(Stored entries)
◆ ◆ ◆
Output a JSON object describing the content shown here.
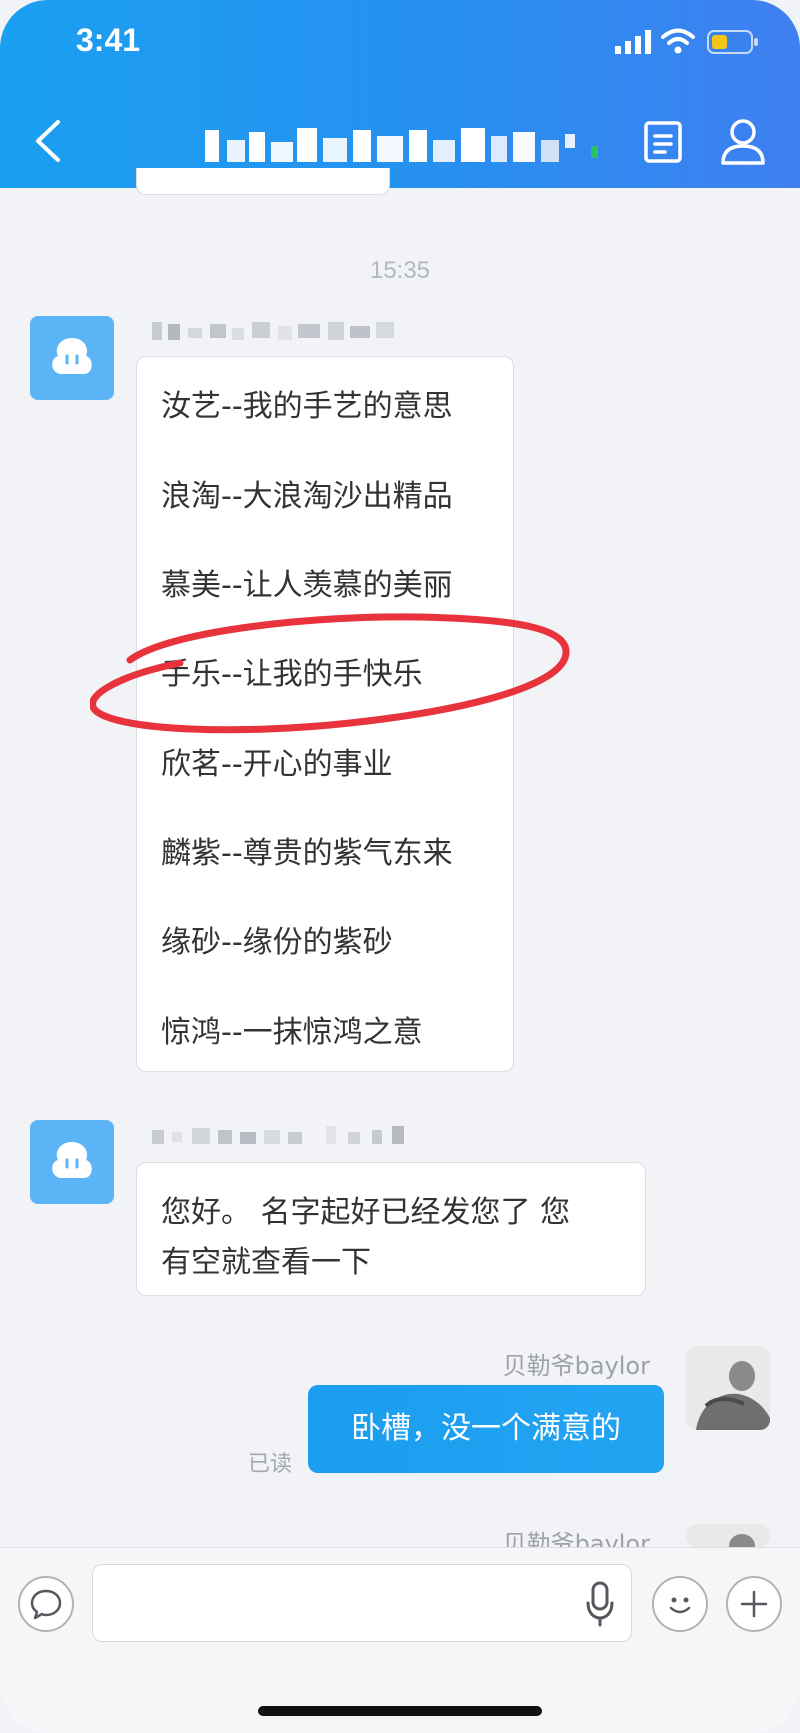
{
  "status_bar": {
    "time": "3:41"
  },
  "header": {
    "title_obscured": true
  },
  "timestamp": "15:35",
  "messages": [
    {
      "sender": "agent",
      "lines": [
        "汝艺--我的手艺的意思",
        "浪淘--大浪淘沙出精品",
        "慕美--让人羡慕的美丽",
        "手乐--让我的手快乐",
        "欣茗--开心的事业",
        "麟紫--尊贵的紫气东来",
        "缘砂--缘份的紫砂",
        "惊鸿--一抹惊鸿之意"
      ]
    },
    {
      "sender": "agent",
      "lines": [
        "您好。 名字起好已经发您了 您",
        "有空就查看一下"
      ]
    },
    {
      "sender": "me",
      "name": "贝勒爷baylor",
      "text": "卧槽，没一个满意的",
      "status": "已读"
    }
  ],
  "next_sender_name": "贝勒爷baylor",
  "colors": {
    "header_gradient_start": "#1aa0f0",
    "header_gradient_end": "#3f7ff0",
    "my_bubble": "#1b9df0",
    "highlight_circle": "#e8333c",
    "bot_avatar": "#5bb4f5"
  },
  "icons": {
    "back": "chevron-left-icon",
    "note": "document-icon",
    "profile": "person-icon",
    "chat": "chat-bubble-icon",
    "mic": "microphone-icon",
    "emoji": "smiley-icon",
    "plus": "plus-icon"
  }
}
◆ ◆ ◆
INSTRUCTIONS FOR THE TASK. Copy the whole listing above word for word but do not carry over the pictures.

FULL RESPONSE.
Output a JSON object describing the content shown here.
{
  "status_bar": {
    "time": "3:41"
  },
  "header": {
    "title_obscured": true
  },
  "timestamp": "15:35",
  "messages": [
    {
      "sender": "agent",
      "lines": [
        "汝艺--我的手艺的意思",
        "浪淘--大浪淘沙出精品",
        "慕美--让人羡慕的美丽",
        "手乐--让我的手快乐",
        "欣茗--开心的事业",
        "麟紫--尊贵的紫气东来",
        "缘砂--缘份的紫砂",
        "惊鸿--一抹惊鸿之意"
      ]
    },
    {
      "sender": "agent",
      "lines": [
        "您好。 名字起好已经发您了 您",
        "有空就查看一下"
      ]
    },
    {
      "sender": "me",
      "name": "贝勒爷baylor",
      "text": "卧槽，没一个满意的",
      "status": "已读"
    }
  ],
  "next_sender_name": "贝勒爷baylor",
  "colors": {
    "header_gradient_start": "#1aa0f0",
    "header_gradient_end": "#3f7ff0",
    "my_bubble": "#1b9df0",
    "highlight_circle": "#e8333c",
    "bot_avatar": "#5bb4f5"
  },
  "icons": {
    "back": "chevron-left-icon",
    "note": "document-icon",
    "profile": "person-icon",
    "chat": "chat-bubble-icon",
    "mic": "microphone-icon",
    "emoji": "smiley-icon",
    "plus": "plus-icon"
  }
}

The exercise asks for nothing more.